-- Start --

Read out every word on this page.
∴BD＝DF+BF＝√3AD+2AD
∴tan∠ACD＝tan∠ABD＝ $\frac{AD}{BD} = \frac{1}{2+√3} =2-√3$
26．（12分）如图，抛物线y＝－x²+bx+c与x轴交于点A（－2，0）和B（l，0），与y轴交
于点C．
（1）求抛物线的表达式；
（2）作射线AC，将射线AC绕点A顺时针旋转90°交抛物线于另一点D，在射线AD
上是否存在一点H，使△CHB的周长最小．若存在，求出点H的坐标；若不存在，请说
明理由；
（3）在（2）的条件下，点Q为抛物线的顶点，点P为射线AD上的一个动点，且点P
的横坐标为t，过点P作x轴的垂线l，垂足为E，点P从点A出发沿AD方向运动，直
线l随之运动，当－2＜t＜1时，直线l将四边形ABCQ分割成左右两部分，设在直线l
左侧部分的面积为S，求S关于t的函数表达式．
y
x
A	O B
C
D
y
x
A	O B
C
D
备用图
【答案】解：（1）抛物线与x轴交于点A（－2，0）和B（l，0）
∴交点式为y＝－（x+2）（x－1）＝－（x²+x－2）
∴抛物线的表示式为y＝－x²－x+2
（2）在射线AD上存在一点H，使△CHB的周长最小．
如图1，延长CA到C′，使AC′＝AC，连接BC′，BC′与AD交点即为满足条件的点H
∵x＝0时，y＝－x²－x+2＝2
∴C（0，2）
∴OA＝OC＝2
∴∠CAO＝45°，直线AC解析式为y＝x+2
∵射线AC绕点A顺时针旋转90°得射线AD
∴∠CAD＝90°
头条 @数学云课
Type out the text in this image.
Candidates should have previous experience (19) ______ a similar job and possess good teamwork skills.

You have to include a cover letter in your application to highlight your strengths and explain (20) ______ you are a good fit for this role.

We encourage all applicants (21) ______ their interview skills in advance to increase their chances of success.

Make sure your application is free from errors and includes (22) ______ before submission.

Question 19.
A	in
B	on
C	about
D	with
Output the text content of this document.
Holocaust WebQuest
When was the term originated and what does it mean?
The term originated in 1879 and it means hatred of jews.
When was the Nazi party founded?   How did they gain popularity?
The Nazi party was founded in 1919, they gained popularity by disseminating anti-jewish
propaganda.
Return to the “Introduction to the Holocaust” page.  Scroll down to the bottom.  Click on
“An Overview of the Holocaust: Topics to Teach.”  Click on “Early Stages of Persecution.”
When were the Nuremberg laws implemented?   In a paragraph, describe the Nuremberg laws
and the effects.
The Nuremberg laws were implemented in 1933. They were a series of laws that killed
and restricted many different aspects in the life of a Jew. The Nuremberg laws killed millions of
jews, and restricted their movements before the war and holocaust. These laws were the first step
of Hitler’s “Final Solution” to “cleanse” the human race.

-- End --

PROBLEM REQUIREMENTS: Output the lines above verbatim and in full.

EXERCISE OUTPUT:
Read out every word on this page.
∴BD＝DF+BF＝√3AD+2AD
∴tan∠ACD＝tan∠ABD＝ $\frac{AD}{BD} = \frac{1}{2+√3} =2-√3$
26．（12分）如图，抛物线y＝－x²+bx+c与x轴交于点A（－2，0）和B（l，0），与y轴交
于点C．
（1）求抛物线的表达式；
（2）作射线AC，将射线AC绕点A顺时针旋转90°交抛物线于另一点D，在射线AD
上是否存在一点H，使△CHB的周长最小．若存在，求出点H的坐标；若不存在，请说
明理由；
（3）在（2）的条件下，点Q为抛物线的顶点，点P为射线AD上的一个动点，且点P
的横坐标为t，过点P作x轴的垂线l，垂足为E，点P从点A出发沿AD方向运动，直
线l随之运动，当－2＜t＜1时，直线l将四边形ABCQ分割成左右两部分，设在直线l
左侧部分的面积为S，求S关于t的函数表达式．
y
x
A	O B
C
D
y
x
A	O B
C
D
备用图
【答案】解：（1）抛物线与x轴交于点A（－2，0）和B（l，0）
∴交点式为y＝－（x+2）（x－1）＝－（x²+x－2）
∴抛物线的表示式为y＝－x²－x+2
（2）在射线AD上存在一点H，使△CHB的周长最小．
如图1，延长CA到C′，使AC′＝AC，连接BC′，BC′与AD交点即为满足条件的点H
∵x＝0时，y＝－x²－x+2＝2
∴C（0，2）
∴OA＝OC＝2
∴∠CAO＝45°，直线AC解析式为y＝x+2
∵射线AC绕点A顺时针旋转90°得射线AD
∴∠CAD＝90°
头条 @数学云课
Type out the text in this image.
Candidates should have previous experience (19) ______ a similar job and possess good teamwork skills.

You have to include a cover letter in your application to highlight your strengths and explain (20) ______ you are a good fit for this role.

We encourage all applicants (21) ______ their interview skills in advance to increase their chances of success.

Make sure your application is free from errors and includes (22) ______ before submission.

Question 19.
A	in
B	on
C	about
D	with
Output the text content of this document.
Holocaust WebQuest
When was the term originated and what does it mean?
The term originated in 1879 and it means hatred of jews.
When was the Nazi party founded?   How did they gain popularity?
The Nazi party was founded in 1919, they gained popularity by disseminating anti-jewish
propaganda.
Return to the “Introduction to the Holocaust” page.  Scroll down to the bottom.  Click on
“An Overview of the Holocaust: Topics to Teach.”  Click on “Early Stages of Persecution.”
When were the Nuremberg laws implemented?   In a paragraph, describe the Nuremberg laws
and the effects.
The Nuremberg laws were implemented in 1933. They were a series of laws that killed
and restricted many different aspects in the life of a Jew. The Nuremberg laws killed millions of
jews, and restricted their movements before the war and holocaust. These laws were the first step
of Hitler’s “Final Solution” to “cleanse” the human race.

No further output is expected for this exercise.